(Data entries)
──────────────────────────────

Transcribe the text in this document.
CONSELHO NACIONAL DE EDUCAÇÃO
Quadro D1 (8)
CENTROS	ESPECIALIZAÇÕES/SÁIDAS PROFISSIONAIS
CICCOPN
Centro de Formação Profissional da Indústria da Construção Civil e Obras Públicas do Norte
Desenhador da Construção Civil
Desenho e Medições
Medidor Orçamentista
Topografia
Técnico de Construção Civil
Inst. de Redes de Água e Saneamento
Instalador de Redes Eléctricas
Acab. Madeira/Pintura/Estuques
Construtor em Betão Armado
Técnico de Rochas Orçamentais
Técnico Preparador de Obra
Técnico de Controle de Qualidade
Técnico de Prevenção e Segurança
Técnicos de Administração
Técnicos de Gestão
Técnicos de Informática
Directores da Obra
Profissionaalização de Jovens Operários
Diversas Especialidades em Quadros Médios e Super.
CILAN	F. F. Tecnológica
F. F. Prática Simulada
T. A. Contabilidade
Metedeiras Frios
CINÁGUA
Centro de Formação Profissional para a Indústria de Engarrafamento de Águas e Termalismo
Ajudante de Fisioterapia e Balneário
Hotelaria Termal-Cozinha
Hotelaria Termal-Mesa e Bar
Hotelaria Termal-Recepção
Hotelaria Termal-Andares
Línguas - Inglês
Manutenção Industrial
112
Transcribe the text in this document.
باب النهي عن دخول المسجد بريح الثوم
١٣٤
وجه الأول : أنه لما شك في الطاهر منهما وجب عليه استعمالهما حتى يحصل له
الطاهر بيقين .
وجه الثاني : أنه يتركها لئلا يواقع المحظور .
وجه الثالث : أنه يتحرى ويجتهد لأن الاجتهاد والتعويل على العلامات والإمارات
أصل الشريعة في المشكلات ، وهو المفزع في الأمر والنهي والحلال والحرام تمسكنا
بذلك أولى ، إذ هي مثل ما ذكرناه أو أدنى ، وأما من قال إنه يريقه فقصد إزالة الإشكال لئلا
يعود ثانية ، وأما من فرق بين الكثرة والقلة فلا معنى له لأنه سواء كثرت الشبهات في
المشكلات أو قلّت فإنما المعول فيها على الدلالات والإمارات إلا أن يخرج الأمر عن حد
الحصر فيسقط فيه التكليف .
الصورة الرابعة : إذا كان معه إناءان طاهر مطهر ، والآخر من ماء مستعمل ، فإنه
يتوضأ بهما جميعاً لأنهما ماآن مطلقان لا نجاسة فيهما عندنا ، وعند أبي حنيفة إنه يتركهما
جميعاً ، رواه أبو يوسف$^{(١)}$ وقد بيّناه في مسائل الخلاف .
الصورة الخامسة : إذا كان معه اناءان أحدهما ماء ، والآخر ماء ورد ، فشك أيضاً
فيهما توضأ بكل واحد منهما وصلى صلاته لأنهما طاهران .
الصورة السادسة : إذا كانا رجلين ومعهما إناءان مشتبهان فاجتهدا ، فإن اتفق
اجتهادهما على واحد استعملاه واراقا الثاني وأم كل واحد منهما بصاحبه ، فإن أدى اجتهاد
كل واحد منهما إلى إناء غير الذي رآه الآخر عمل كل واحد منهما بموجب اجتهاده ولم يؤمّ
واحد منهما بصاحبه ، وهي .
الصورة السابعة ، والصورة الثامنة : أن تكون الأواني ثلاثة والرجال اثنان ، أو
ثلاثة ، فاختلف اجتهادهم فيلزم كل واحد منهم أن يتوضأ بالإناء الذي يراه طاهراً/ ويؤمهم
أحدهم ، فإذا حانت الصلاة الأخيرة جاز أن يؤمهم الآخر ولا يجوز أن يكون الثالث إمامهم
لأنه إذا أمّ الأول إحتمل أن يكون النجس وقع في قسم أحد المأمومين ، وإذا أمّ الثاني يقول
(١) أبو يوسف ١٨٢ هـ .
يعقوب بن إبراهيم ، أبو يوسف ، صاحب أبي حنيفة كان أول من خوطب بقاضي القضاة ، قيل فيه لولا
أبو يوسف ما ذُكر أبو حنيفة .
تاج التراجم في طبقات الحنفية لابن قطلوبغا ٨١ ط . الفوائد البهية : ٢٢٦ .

──────────────────────────────

- [WHAT TO WORK ON] Return the entries above exactly as they appear.

- [RESULT]
Transcribe the text in this document.
CONSELHO NACIONAL DE EDUCAÇÃO
Quadro D1 (8)
CENTROS	ESPECIALIZAÇÕES/SÁIDAS PROFISSIONAIS
CICCOPN
Centro de Formação Profissional da Indústria da Construção Civil e Obras Públicas do Norte
Desenhador da Construção Civil
Desenho e Medições
Medidor Orçamentista
Topografia
Técnico de Construção Civil
Inst. de Redes de Água e Saneamento
Instalador de Redes Eléctricas
Acab. Madeira/Pintura/Estuques
Construtor em Betão Armado
Técnico de Rochas Orçamentais
Técnico Preparador de Obra
Técnico de Controle de Qualidade
Técnico de Prevenção e Segurança
Técnicos de Administração
Técnicos de Gestão
Técnicos de Informática
Directores da Obra
Profissionaalização de Jovens Operários
Diversas Especialidades em Quadros Médios e Super.
CILAN	F. F. Tecnológica
F. F. Prática Simulada
T. A. Contabilidade
Metedeiras Frios
CINÁGUA
Centro de Formação Profissional para a Indústria de Engarrafamento de Águas e Termalismo
Ajudante de Fisioterapia e Balneário
Hotelaria Termal-Cozinha
Hotelaria Termal-Mesa e Bar
Hotelaria Termal-Recepção
Hotelaria Termal-Andares
Línguas - Inglês
Manutenção Industrial
112
Transcribe the text in this document.
باب النهي عن دخول المسجد بريح الثوم
١٣٤
وجه الأول : أنه لما شك في الطاهر منهما وجب عليه استعمالهما حتى يحصل له
الطاهر بيقين .
وجه الثاني : أنه يتركها لئلا يواقع المحظور .
وجه الثالث : أنه يتحرى ويجتهد لأن الاجتهاد والتعويل على العلامات والإمارات
أصل الشريعة في المشكلات ، وهو المفزع في الأمر والنهي والحلال والحرام تمسكنا
بذلك أولى ، إذ هي مثل ما ذكرناه أو أدنى ، وأما من قال إنه يريقه فقصد إزالة الإشكال لئلا
يعود ثانية ، وأما من فرق بين الكثرة والقلة فلا معنى له لأنه سواء كثرت الشبهات في
المشكلات أو قلّت فإنما المعول فيها على الدلالات والإمارات إلا أن يخرج الأمر عن حد
الحصر فيسقط فيه التكليف .
الصورة الرابعة : إذا كان معه إناءان طاهر مطهر ، والآخر من ماء مستعمل ، فإنه
يتوضأ بهما جميعاً لأنهما ماآن مطلقان لا نجاسة فيهما عندنا ، وعند أبي حنيفة إنه يتركهما
جميعاً ، رواه أبو يوسف$^{(١)}$ وقد بيّناه في مسائل الخلاف .
الصورة الخامسة : إذا كان معه اناءان أحدهما ماء ، والآخر ماء ورد ، فشك أيضاً
فيهما توضأ بكل واحد منهما وصلى صلاته لأنهما طاهران .
الصورة السادسة : إذا كانا رجلين ومعهما إناءان مشتبهان فاجتهدا ، فإن اتفق
اجتهادهما على واحد استعملاه واراقا الثاني وأم كل واحد منهما بصاحبه ، فإن أدى اجتهاد
كل واحد منهما إلى إناء غير الذي رآه الآخر عمل كل واحد منهما بموجب اجتهاده ولم يؤمّ
واحد منهما بصاحبه ، وهي .
الصورة السابعة ، والصورة الثامنة : أن تكون الأواني ثلاثة والرجال اثنان ، أو
ثلاثة ، فاختلف اجتهادهم فيلزم كل واحد منهم أن يتوضأ بالإناء الذي يراه طاهراً/ ويؤمهم
أحدهم ، فإذا حانت الصلاة الأخيرة جاز أن يؤمهم الآخر ولا يجوز أن يكون الثالث إمامهم
لأنه إذا أمّ الأول إحتمل أن يكون النجس وقع في قسم أحد المأمومين ، وإذا أمّ الثاني يقول
(١) أبو يوسف ١٨٢ هـ .
يعقوب بن إبراهيم ، أبو يوسف ، صاحب أبي حنيفة كان أول من خوطب بقاضي القضاة ، قيل فيه لولا
أبو يوسف ما ذُكر أبو حنيفة .
تاج التراجم في طبقات الحنفية لابن قطلوبغا ٨١ ط . الفوائد البهية : ٢٢٦ .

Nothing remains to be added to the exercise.